:: Given records ::

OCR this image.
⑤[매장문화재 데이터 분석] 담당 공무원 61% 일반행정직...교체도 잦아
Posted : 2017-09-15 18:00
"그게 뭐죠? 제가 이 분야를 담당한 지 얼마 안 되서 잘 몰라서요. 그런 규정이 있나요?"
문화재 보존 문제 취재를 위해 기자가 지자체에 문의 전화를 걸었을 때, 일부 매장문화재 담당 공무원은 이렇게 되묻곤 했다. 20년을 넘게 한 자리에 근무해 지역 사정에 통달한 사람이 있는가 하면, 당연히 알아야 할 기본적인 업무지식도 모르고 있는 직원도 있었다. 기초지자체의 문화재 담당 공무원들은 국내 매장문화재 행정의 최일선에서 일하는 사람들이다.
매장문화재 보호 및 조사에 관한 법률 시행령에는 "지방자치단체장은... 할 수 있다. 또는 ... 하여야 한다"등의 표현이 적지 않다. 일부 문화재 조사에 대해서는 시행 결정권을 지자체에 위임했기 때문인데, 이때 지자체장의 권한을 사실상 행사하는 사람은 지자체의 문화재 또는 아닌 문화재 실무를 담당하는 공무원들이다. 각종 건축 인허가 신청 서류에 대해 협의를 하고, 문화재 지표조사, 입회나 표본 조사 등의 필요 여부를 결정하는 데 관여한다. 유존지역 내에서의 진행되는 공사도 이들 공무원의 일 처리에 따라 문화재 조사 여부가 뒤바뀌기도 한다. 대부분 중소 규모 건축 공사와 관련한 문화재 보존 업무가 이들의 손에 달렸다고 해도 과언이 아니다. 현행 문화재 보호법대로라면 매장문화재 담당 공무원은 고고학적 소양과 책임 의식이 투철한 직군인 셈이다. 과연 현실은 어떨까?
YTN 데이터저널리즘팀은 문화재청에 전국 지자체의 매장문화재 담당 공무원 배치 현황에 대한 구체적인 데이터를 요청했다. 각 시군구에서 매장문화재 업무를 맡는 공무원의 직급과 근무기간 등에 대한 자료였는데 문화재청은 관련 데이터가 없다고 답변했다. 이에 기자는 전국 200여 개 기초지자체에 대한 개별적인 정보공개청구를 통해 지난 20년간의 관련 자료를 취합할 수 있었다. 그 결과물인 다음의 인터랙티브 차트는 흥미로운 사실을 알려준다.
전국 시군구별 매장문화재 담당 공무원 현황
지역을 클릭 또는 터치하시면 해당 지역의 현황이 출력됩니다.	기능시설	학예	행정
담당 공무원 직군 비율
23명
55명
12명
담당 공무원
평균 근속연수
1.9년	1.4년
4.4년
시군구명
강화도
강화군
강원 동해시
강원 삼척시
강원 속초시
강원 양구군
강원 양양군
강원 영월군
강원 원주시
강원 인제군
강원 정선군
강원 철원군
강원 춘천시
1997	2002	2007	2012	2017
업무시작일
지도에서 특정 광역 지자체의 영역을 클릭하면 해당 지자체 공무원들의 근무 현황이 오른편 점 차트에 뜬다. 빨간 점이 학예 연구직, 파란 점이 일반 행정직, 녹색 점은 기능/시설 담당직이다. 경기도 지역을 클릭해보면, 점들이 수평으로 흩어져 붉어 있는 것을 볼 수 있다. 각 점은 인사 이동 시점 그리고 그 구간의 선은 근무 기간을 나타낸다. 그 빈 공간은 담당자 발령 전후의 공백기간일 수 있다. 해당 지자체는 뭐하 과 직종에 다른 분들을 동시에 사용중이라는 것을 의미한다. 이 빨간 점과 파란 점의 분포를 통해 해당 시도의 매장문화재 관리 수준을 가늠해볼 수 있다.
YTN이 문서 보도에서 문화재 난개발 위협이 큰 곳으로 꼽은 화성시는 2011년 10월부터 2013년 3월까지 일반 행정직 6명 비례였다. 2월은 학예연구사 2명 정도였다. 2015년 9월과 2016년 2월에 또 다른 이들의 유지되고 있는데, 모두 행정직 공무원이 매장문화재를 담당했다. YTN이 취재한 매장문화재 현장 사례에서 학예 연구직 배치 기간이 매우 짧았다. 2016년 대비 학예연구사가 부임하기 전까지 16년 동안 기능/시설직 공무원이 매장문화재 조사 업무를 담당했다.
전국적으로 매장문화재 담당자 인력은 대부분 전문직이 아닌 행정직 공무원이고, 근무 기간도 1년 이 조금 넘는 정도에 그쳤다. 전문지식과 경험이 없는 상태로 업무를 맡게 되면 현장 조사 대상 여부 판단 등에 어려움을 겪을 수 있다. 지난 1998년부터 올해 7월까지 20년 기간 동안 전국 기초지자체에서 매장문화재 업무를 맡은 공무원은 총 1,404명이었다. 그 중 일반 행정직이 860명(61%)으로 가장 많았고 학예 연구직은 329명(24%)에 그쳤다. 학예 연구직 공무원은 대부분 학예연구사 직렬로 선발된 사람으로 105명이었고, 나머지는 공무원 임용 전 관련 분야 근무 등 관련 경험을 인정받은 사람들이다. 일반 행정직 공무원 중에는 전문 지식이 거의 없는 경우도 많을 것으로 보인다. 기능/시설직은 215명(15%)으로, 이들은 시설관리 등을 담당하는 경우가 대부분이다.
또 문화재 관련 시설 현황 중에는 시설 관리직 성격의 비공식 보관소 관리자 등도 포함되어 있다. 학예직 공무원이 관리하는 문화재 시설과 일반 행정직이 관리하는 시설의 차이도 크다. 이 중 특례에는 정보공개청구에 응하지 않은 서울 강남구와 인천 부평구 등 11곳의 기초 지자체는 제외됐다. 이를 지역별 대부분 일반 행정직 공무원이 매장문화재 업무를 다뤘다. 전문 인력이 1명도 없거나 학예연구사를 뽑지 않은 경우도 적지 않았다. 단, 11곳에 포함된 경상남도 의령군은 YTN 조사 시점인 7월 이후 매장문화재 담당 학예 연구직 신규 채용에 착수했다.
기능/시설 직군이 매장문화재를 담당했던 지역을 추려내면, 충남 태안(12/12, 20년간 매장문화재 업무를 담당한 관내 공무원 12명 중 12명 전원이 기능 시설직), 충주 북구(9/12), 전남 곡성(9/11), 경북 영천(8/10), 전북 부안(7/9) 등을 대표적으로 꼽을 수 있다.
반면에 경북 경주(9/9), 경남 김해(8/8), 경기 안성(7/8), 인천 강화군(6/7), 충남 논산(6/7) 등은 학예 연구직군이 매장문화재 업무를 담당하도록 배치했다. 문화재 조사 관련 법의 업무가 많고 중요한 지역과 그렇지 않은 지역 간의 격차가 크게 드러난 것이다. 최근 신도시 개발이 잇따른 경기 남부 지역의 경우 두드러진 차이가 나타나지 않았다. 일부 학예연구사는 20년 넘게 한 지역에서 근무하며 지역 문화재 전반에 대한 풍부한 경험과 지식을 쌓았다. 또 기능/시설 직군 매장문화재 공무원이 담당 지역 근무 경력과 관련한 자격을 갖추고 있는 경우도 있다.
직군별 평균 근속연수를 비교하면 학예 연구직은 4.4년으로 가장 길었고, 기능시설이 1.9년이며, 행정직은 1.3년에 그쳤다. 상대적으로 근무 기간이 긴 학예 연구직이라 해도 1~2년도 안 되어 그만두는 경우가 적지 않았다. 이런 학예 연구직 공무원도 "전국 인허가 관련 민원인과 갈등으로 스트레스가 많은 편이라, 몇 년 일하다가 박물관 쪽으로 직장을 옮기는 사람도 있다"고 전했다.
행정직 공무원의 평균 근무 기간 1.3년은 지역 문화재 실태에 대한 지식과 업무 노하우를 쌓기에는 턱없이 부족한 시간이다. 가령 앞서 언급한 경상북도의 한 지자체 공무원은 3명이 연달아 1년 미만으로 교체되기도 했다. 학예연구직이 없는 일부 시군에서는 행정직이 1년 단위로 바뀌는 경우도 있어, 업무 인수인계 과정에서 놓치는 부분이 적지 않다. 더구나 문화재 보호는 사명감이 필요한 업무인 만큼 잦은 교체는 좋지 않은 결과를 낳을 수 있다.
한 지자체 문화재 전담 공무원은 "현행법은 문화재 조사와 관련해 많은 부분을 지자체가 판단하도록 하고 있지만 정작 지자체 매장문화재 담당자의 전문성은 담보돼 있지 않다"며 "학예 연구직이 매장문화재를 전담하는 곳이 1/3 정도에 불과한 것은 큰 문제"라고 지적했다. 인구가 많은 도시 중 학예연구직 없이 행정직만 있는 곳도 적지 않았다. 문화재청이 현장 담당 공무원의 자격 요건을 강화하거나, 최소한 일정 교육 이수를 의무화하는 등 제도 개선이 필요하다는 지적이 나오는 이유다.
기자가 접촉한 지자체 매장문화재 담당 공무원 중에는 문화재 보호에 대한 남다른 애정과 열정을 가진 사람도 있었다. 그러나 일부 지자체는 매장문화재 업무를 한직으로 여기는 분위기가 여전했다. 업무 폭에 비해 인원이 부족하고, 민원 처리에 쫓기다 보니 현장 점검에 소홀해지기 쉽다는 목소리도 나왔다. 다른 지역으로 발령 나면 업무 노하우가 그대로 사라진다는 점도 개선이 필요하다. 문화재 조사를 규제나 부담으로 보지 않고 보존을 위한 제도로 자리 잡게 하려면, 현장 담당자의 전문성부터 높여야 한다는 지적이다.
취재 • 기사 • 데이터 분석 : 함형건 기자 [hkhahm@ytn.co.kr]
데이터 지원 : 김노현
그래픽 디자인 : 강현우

:::

Say how many lines in the records contain the string "공무원의", and say nothing else.

4